Given exercise — Copy out all of the data exactly as it appears.

Exercise inputs —
┏━━

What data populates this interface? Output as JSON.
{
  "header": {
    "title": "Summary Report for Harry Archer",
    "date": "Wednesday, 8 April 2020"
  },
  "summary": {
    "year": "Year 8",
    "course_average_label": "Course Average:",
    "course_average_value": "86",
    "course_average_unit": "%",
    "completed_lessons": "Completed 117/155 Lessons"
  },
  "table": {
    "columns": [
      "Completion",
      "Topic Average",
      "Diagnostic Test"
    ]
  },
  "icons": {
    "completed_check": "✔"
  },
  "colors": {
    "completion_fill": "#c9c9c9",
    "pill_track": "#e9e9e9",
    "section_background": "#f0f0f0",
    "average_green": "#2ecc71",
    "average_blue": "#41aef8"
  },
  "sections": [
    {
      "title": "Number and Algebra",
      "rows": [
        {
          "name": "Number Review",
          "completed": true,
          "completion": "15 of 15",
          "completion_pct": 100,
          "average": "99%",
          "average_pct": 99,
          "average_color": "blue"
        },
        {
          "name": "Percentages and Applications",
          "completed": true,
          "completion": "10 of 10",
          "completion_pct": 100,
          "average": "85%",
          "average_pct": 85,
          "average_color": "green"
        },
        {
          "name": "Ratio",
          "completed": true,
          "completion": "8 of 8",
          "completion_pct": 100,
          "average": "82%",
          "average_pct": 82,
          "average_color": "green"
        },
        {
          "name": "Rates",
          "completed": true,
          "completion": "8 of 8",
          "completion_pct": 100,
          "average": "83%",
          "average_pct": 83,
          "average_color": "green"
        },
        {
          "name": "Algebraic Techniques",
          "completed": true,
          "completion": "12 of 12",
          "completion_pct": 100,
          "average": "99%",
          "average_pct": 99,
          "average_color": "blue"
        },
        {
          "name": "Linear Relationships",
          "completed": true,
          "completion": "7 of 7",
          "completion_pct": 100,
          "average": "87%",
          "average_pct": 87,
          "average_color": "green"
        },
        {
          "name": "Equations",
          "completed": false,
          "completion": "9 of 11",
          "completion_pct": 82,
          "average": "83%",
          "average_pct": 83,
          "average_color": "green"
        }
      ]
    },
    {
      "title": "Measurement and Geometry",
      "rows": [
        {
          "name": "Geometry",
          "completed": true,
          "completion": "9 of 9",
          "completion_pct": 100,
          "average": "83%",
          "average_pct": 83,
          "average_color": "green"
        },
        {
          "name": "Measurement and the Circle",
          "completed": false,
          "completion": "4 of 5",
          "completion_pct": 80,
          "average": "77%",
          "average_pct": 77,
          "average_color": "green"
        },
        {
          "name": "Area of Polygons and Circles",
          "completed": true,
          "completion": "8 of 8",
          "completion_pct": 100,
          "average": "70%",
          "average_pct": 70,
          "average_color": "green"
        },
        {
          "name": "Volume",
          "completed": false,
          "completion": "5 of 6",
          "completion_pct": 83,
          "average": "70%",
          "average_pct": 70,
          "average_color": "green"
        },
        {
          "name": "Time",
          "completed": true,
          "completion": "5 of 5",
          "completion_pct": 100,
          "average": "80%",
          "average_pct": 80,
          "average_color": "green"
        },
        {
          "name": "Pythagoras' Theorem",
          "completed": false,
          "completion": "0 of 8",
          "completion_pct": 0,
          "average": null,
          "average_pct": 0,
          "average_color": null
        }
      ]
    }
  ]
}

┗━━

Answer in full —
What data populates this interface? Output as JSON.
{
  "header": {
    "title": "Summary Report for Harry Archer",
    "date": "Wednesday, 8 April 2020"
  },
  "summary": {
    "year": "Year 8",
    "course_average_label": "Course Average:",
    "course_average_value": "86",
    "course_average_unit": "%",
    "completed_lessons": "Completed 117/155 Lessons"
  },
  "table": {
    "columns": [
      "Completion",
      "Topic Average",
      "Diagnostic Test"
    ]
  },
  "icons": {
    "completed_check": "✔"
  },
  "colors": {
    "completion_fill": "#c9c9c9",
    "pill_track": "#e9e9e9",
    "section_background": "#f0f0f0",
    "average_green": "#2ecc71",
    "average_blue": "#41aef8"
  },
  "sections": [
    {
      "title": "Number and Algebra",
      "rows": [
        {
          "name": "Number Review",
          "completed": true,
          "completion": "15 of 15",
          "completion_pct": 100,
          "average": "99%",
          "average_pct": 99,
          "average_color": "blue"
        },
        {
          "name": "Percentages and Applications",
          "completed": true,
          "completion": "10 of 10",
          "completion_pct": 100,
          "average": "85%",
          "average_pct": 85,
          "average_color": "green"
        },
        {
          "name": "Ratio",
          "completed": true,
          "completion": "8 of 8",
          "completion_pct": 100,
          "average": "82%",
          "average_pct": 82,
          "average_color": "green"
        },
        {
          "name": "Rates",
          "completed": true,
          "completion": "8 of 8",
          "completion_pct": 100,
          "average": "83%",
          "average_pct": 83,
          "average_color": "green"
        },
        {
          "name": "Algebraic Techniques",
          "completed": true,
          "completion": "12 of 12",
          "completion_pct": 100,
          "average": "99%",
          "average_pct": 99,
          "average_color": "blue"
        },
        {
          "name": "Linear Relationships",
          "completed": true,
          "completion": "7 of 7",
          "completion_pct": 100,
          "average": "87%",
          "average_pct": 87,
          "average_color": "green"
        },
        {
          "name": "Equations",
          "completed": false,
          "completion": "9 of 11",
          "completion_pct": 82,
          "average": "83%",
          "average_pct": 83,
          "average_color": "green"
        }
      ]
    },
    {
      "title": "Measurement and Geometry",
      "rows": [
        {
          "name": "Geometry",
          "completed": true,
          "completion": "9 of 9",
          "completion_pct": 100,
          "average": "83%",
          "average_pct": 83,
          "average_color": "green"
        },
        {
          "name": "Measurement and the Circle",
          "completed": false,
          "completion": "4 of 5",
          "completion_pct": 80,
          "average": "77%",
          "average_pct": 77,
          "average_color": "green"
        },
        {
          "name": "Area of Polygons and Circles",
          "completed": true,
          "completion": "8 of 8",
          "completion_pct": 100,
          "average": "70%",
          "average_pct": 70,
          "average_color": "green"
        },
        {
          "name": "Volume",
          "completed": false,
          "completion": "5 of 6",
          "completion_pct": 83,
          "average": "70%",
          "average_pct": 70,
          "average_color": "green"
        },
        {
          "name": "Time",
          "completed": true,
          "completion": "5 of 5",
          "completion_pct": 100,
          "average": "80%",
          "average_pct": 80,
          "average_color": "green"
        },
        {
          "name": "Pythagoras' Theorem",
          "completed": false,
          "completion": "0 of 8",
          "completion_pct": 0,
          "average": null,
          "average_pct": 0,
          "average_color": null
        }
      ]
    }
  ]
}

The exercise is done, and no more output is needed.